Find out how many lines of the material contain the string "reminder" and give only that figure.

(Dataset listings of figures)
- - -

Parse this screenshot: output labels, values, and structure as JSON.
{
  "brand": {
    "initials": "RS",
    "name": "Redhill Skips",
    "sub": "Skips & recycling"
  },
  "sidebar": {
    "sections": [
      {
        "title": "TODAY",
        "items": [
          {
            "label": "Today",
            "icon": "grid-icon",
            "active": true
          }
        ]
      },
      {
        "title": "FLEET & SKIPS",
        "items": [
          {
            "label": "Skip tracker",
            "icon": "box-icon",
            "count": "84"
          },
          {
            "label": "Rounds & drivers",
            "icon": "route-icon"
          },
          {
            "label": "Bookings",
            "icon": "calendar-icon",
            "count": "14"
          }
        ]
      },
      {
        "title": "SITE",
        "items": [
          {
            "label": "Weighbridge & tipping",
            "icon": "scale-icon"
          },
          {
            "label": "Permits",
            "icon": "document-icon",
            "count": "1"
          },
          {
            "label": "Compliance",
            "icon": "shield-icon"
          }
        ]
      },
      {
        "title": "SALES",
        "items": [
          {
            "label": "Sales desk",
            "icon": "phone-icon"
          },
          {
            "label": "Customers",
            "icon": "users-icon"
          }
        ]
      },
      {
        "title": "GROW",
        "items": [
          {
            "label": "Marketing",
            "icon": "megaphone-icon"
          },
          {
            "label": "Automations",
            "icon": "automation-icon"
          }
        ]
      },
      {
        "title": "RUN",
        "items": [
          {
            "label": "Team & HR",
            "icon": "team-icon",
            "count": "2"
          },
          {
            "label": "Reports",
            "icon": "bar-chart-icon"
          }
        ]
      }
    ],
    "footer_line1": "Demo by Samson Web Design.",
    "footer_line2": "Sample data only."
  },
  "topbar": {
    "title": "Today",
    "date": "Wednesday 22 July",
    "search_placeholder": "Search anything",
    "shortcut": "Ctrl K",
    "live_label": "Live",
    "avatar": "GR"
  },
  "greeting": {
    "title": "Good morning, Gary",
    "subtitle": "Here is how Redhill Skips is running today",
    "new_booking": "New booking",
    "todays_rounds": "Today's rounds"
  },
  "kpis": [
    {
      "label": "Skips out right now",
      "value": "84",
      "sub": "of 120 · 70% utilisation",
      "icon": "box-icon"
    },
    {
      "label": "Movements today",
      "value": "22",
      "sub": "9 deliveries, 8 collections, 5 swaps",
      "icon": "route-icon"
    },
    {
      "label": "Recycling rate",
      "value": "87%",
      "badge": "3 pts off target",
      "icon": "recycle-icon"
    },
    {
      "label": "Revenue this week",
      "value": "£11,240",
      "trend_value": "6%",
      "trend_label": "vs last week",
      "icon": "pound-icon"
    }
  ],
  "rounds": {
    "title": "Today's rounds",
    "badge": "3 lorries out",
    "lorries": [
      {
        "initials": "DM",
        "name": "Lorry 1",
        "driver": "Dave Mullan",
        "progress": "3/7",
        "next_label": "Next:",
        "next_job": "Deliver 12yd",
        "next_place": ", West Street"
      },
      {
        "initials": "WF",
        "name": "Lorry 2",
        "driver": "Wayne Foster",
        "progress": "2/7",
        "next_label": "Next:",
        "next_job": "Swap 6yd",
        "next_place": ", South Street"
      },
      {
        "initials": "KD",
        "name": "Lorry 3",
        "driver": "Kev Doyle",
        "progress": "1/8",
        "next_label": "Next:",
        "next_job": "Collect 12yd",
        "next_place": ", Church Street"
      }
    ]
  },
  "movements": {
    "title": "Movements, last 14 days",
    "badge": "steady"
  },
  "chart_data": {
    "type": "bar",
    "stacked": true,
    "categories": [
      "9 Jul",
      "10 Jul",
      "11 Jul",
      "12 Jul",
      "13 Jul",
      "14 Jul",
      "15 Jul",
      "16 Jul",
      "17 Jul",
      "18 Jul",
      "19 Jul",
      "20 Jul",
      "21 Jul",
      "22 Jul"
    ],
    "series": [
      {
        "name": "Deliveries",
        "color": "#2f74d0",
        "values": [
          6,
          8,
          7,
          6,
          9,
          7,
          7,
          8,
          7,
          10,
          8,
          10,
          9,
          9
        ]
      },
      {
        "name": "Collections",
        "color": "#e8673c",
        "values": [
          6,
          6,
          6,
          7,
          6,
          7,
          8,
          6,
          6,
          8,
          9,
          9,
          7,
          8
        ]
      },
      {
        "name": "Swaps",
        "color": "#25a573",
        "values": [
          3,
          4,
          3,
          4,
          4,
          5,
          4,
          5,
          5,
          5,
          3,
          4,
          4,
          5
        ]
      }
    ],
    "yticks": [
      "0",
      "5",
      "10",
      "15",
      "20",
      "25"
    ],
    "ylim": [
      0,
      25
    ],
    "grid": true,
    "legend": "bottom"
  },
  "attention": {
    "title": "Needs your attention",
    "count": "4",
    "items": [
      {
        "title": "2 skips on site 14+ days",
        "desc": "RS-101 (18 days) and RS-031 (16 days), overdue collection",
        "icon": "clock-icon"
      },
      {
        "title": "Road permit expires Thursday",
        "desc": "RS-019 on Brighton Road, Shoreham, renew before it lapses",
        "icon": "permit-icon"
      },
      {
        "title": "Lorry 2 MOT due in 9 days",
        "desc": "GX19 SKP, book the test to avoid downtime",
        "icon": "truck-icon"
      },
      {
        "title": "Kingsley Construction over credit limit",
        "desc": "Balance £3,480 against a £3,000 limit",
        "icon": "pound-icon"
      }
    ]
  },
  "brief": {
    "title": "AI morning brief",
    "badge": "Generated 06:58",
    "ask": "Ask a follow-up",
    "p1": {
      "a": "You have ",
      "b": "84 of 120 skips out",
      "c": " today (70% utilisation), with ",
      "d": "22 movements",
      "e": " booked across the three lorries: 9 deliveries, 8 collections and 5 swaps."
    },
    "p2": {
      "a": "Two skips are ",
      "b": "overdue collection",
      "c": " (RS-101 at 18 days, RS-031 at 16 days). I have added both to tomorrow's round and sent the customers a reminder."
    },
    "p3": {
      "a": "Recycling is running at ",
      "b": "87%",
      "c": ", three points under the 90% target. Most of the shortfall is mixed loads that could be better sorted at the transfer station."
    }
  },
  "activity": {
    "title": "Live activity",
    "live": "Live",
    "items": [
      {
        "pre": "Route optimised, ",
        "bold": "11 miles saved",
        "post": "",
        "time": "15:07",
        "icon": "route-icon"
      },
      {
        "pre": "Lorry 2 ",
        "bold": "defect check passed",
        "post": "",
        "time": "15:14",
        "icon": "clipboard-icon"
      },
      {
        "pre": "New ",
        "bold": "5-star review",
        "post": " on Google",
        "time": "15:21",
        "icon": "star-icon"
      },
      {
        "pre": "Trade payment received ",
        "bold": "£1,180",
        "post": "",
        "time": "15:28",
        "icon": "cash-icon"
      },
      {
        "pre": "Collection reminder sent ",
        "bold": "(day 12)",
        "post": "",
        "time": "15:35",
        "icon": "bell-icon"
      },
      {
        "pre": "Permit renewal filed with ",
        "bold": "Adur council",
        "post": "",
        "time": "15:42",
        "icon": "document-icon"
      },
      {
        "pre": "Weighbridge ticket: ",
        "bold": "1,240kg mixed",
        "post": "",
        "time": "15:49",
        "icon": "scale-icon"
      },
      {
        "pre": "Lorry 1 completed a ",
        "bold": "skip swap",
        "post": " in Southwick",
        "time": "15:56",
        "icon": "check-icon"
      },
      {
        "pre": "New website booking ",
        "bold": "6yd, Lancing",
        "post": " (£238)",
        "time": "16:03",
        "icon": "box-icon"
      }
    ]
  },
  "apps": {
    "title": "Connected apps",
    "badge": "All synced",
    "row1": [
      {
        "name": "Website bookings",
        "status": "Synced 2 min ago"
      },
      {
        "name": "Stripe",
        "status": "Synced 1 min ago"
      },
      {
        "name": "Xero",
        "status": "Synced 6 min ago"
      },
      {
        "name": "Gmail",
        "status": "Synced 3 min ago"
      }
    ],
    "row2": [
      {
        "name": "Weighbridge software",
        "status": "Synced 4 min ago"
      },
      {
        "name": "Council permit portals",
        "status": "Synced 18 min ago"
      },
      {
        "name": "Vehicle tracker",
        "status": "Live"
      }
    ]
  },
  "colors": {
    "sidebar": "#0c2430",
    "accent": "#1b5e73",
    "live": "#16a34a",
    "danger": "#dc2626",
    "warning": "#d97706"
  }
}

- - -

Written response: 2